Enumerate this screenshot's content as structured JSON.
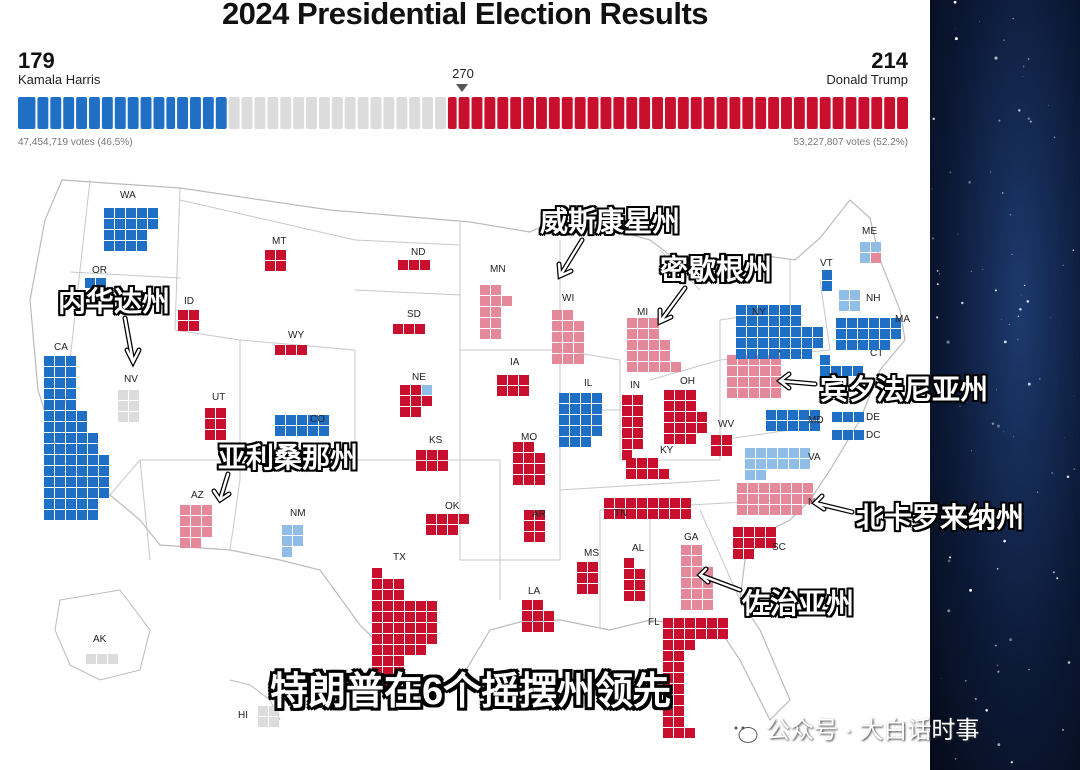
{
  "title": "2024 Presidential Election Results",
  "harris": {
    "ev": "179",
    "name": "Kamala Harris",
    "votes": "47,454,719 votes (46.5%)"
  },
  "trump": {
    "ev": "214",
    "name": "Donald Trump",
    "votes": "53,227,807 votes (52.2%)"
  },
  "threshold": "270",
  "colors": {
    "dem": "#1f6fc5",
    "rep": "#c8102e",
    "dem_lean": "#8fbde6",
    "rep_lean": "#e3899a",
    "pending": "#dcdcdc"
  },
  "states": [
    {
      "abbr": "WA",
      "status": "dem"
    },
    {
      "abbr": "OR",
      "status": "dem"
    },
    {
      "abbr": "CA",
      "status": "dem"
    },
    {
      "abbr": "NV",
      "status": "pending"
    },
    {
      "abbr": "ID",
      "status": "rep"
    },
    {
      "abbr": "MT",
      "status": "rep"
    },
    {
      "abbr": "WY",
      "status": "rep"
    },
    {
      "abbr": "UT",
      "status": "rep"
    },
    {
      "abbr": "CO",
      "status": "dem"
    },
    {
      "abbr": "AZ",
      "status": "rep_lean"
    },
    {
      "abbr": "NM",
      "status": "dem_lean"
    },
    {
      "abbr": "ND",
      "status": "rep"
    },
    {
      "abbr": "SD",
      "status": "rep"
    },
    {
      "abbr": "NE",
      "status": "rep"
    },
    {
      "abbr": "KS",
      "status": "rep"
    },
    {
      "abbr": "OK",
      "status": "rep"
    },
    {
      "abbr": "TX",
      "status": "rep"
    },
    {
      "abbr": "MN",
      "status": "rep_lean"
    },
    {
      "abbr": "IA",
      "status": "rep"
    },
    {
      "abbr": "MO",
      "status": "rep"
    },
    {
      "abbr": "AR",
      "status": "rep"
    },
    {
      "abbr": "LA",
      "status": "rep"
    },
    {
      "abbr": "WI",
      "status": "rep_lean"
    },
    {
      "abbr": "IL",
      "status": "dem"
    },
    {
      "abbr": "MI",
      "status": "rep_lean"
    },
    {
      "abbr": "IN",
      "status": "rep"
    },
    {
      "abbr": "OH",
      "status": "rep"
    },
    {
      "abbr": "KY",
      "status": "rep"
    },
    {
      "abbr": "TN",
      "status": "rep"
    },
    {
      "abbr": "MS",
      "status": "rep"
    },
    {
      "abbr": "AL",
      "status": "rep"
    },
    {
      "abbr": "GA",
      "status": "rep_lean"
    },
    {
      "abbr": "FL",
      "status": "rep"
    },
    {
      "abbr": "SC",
      "status": "rep"
    },
    {
      "abbr": "NC",
      "status": "rep_lean"
    },
    {
      "abbr": "VA",
      "status": "dem_lean"
    },
    {
      "abbr": "WV",
      "status": "rep"
    },
    {
      "abbr": "PA",
      "status": "rep_lean"
    },
    {
      "abbr": "NY",
      "status": "dem"
    },
    {
      "abbr": "MD",
      "status": "dem"
    },
    {
      "abbr": "DE",
      "status": "dem"
    },
    {
      "abbr": "DC",
      "status": "dem"
    },
    {
      "abbr": "CT",
      "status": "dem"
    },
    {
      "abbr": "MA",
      "status": "dem"
    },
    {
      "abbr": "NH",
      "status": "dem_lean"
    },
    {
      "abbr": "VT",
      "status": "dem"
    },
    {
      "abbr": "ME",
      "status": "dem_lean"
    },
    {
      "abbr": "AK",
      "status": "pending"
    },
    {
      "abbr": "HI",
      "status": "pending"
    }
  ],
  "annotations": {
    "nevada": "内华达州",
    "arizona": "亚利桑那州",
    "wisconsin": "威斯康星州",
    "michigan": "密歇根州",
    "pennsylvania": "宾夕法尼亚州",
    "north_carolina": "北卡罗来纳州",
    "georgia": "佐治亚州"
  },
  "caption": "特朗普在6个摇摆州领先",
  "watermark": "公众号 · 大白话时事"
}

========================

## WORK INSTRUCTIONS
Please write out all of the material above without changing a word, and omit any pictures.

## ANSWER TO THE PROBLEM
Enumerate this screenshot's content as structured JSON.
{
  "title": "2024 Presidential Election Results",
  "harris": {
    "ev": "179",
    "name": "Kamala Harris",
    "votes": "47,454,719 votes (46.5%)"
  },
  "trump": {
    "ev": "214",
    "name": "Donald Trump",
    "votes": "53,227,807 votes (52.2%)"
  },
  "threshold": "270",
  "colors": {
    "dem": "#1f6fc5",
    "rep": "#c8102e",
    "dem_lean": "#8fbde6",
    "rep_lean": "#e3899a",
    "pending": "#dcdcdc"
  },
  "states": [
    {
      "abbr": "WA",
      "status": "dem"
    },
    {
      "abbr": "OR",
      "status": "dem"
    },
    {
      "abbr": "CA",
      "status": "dem"
    },
    {
      "abbr": "NV",
      "status": "pending"
    },
    {
      "abbr": "ID",
      "status": "rep"
    },
    {
      "abbr": "MT",
      "status": "rep"
    },
    {
      "abbr": "WY",
      "status": "rep"
    },
    {
      "abbr": "UT",
      "status": "rep"
    },
    {
      "abbr": "CO",
      "status": "dem"
    },
    {
      "abbr": "AZ",
      "status": "rep_lean"
    },
    {
      "abbr": "NM",
      "status": "dem_lean"
    },
    {
      "abbr": "ND",
      "status": "rep"
    },
    {
      "abbr": "SD",
      "status": "rep"
    },
    {
      "abbr": "NE",
      "status": "rep"
    },
    {
      "abbr": "KS",
      "status": "rep"
    },
    {
      "abbr": "OK",
      "status": "rep"
    },
    {
      "abbr": "TX",
      "status": "rep"
    },
    {
      "abbr": "MN",
      "status": "rep_lean"
    },
    {
      "abbr": "IA",
      "status": "rep"
    },
    {
      "abbr": "MO",
      "status": "rep"
    },
    {
      "abbr": "AR",
      "status": "rep"
    },
    {
      "abbr": "LA",
      "status": "rep"
    },
    {
      "abbr": "WI",
      "status": "rep_lean"
    },
    {
      "abbr": "IL",
      "status": "dem"
    },
    {
      "abbr": "MI",
      "status": "rep_lean"
    },
    {
      "abbr": "IN",
      "status": "rep"
    },
    {
      "abbr": "OH",
      "status": "rep"
    },
    {
      "abbr": "KY",
      "status": "rep"
    },
    {
      "abbr": "TN",
      "status": "rep"
    },
    {
      "abbr": "MS",
      "status": "rep"
    },
    {
      "abbr": "AL",
      "status": "rep"
    },
    {
      "abbr": "GA",
      "status": "rep_lean"
    },
    {
      "abbr": "FL",
      "status": "rep"
    },
    {
      "abbr": "SC",
      "status": "rep"
    },
    {
      "abbr": "NC",
      "status": "rep_lean"
    },
    {
      "abbr": "VA",
      "status": "dem_lean"
    },
    {
      "abbr": "WV",
      "status": "rep"
    },
    {
      "abbr": "PA",
      "status": "rep_lean"
    },
    {
      "abbr": "NY",
      "status": "dem"
    },
    {
      "abbr": "MD",
      "status": "dem"
    },
    {
      "abbr": "DE",
      "status": "dem"
    },
    {
      "abbr": "DC",
      "status": "dem"
    },
    {
      "abbr": "CT",
      "status": "dem"
    },
    {
      "abbr": "MA",
      "status": "dem"
    },
    {
      "abbr": "NH",
      "status": "dem_lean"
    },
    {
      "abbr": "VT",
      "status": "dem"
    },
    {
      "abbr": "ME",
      "status": "dem_lean"
    },
    {
      "abbr": "AK",
      "status": "pending"
    },
    {
      "abbr": "HI",
      "status": "pending"
    }
  ],
  "annotations": {
    "nevada": "内华达州",
    "arizona": "亚利桑那州",
    "wisconsin": "威斯康星州",
    "michigan": "密歇根州",
    "pennsylvania": "宾夕法尼亚州",
    "north_carolina": "北卡罗来纳州",
    "georgia": "佐治亚州"
  },
  "caption": "特朗普在6个摇摆州领先",
  "watermark": "公众号 · 大白话时事"
}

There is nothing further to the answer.